Data listing:

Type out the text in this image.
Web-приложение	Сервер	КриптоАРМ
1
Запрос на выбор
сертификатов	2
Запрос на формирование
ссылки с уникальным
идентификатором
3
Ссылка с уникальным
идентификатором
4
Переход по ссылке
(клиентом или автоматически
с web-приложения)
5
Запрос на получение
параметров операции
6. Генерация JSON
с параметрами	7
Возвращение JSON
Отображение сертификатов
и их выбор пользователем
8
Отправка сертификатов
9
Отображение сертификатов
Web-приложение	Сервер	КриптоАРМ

▸ Problem requirements
Print every record exactly as it was given.

▸ Exercise solution
Type out the text in this image.
Web-приложение	Сервер	КриптоАРМ
1
Запрос на выбор
сертификатов	2
Запрос на формирование
ссылки с уникальным
идентификатором
3
Ссылка с уникальным
идентификатором
4
Переход по ссылке
(клиентом или автоматически
с web-приложения)
5
Запрос на получение
параметров операции
6. Генерация JSON
с параметрами	7
Возвращение JSON
Отображение сертификатов
и их выбор пользователем
8
Отправка сертификатов
9
Отображение сертификатов
Web-приложение	Сервер	КриптоАРМ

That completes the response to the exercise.